#### What to produce
Note each line that includes the word "type". Copy those lines.

#### Extracted entries

########################################

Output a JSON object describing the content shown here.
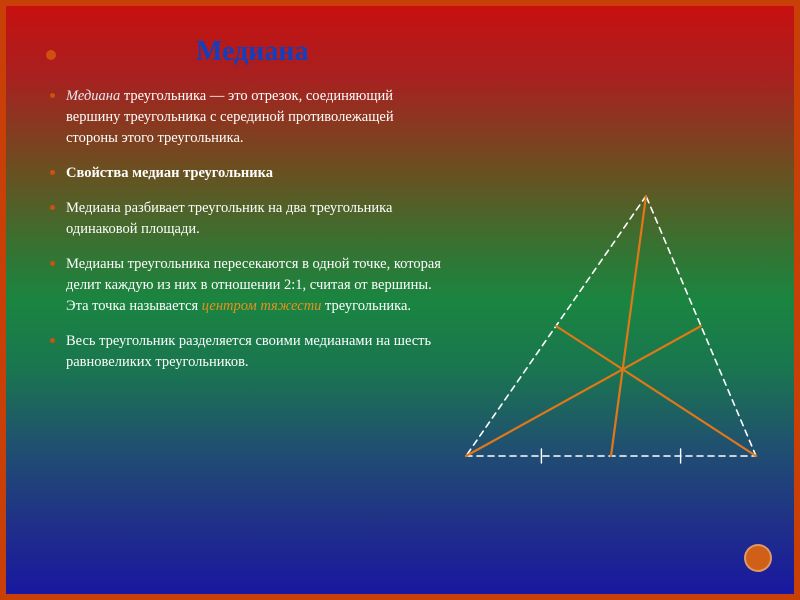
{
  "slide": {
    "title": "Медиана",
    "bullets": [
      {
        "type": "definition",
        "term": "Медиана",
        "rest": " треугольника — это отрезок, соединяющий вершину треугольника с серединой противолежащей стороны этого треугольника."
      },
      {
        "type": "bold",
        "text": "Свойства медиан треугольника"
      },
      {
        "type": "plain",
        "text": "Медиана разбивает треугольник на два треугольника одинаковой площади."
      },
      {
        "type": "accent",
        "before": "Медианы треугольника пересекаются в одной точке, которая делит каждую из них в отношении 2:1, считая от вершины. Эта точка называется ",
        "accent": "центром тяжести",
        "after": " треугольника."
      },
      {
        "type": "plain",
        "text": "Весь треугольник разделяется своими медианами на шесть равновеликих треугольников."
      }
    ]
  },
  "colors": {
    "title_color": "#1040c0",
    "bullet_dot": "#d05010",
    "text": "#ffffff",
    "accent": "#e89020",
    "border": "#c84008",
    "nav_dot": "#d06018"
  },
  "typography": {
    "title_fontsize_pt": 22,
    "body_fontsize_pt": 11,
    "font_family": "serif"
  },
  "diagram": {
    "type": "geometric-figure",
    "description": "triangle with three medians meeting at centroid",
    "vertices": {
      "A": [
        200,
        10
      ],
      "B": [
        20,
        270
      ],
      "C": [
        310,
        270
      ]
    },
    "midpoints": {
      "M_BC": [
        165,
        270
      ],
      "M_AC": [
        255,
        140
      ],
      "M_AB": [
        110,
        140
      ]
    },
    "centroid": [
      176.7,
      183.3
    ],
    "triangle_stroke": "#ffffff",
    "triangle_dash": "6,5",
    "triangle_width": 1.6,
    "median_stroke": "#e07818",
    "median_width": 2.2,
    "tick_stroke": "#ffffff",
    "tick_width": 1.4,
    "tick_len": 7
  }
}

########################################

#### The response
        "type": "definition",
        "type": "bold",
        "type": "plain",
        "type": "accent",
        "type": "plain",
    "type": "geometric-figure",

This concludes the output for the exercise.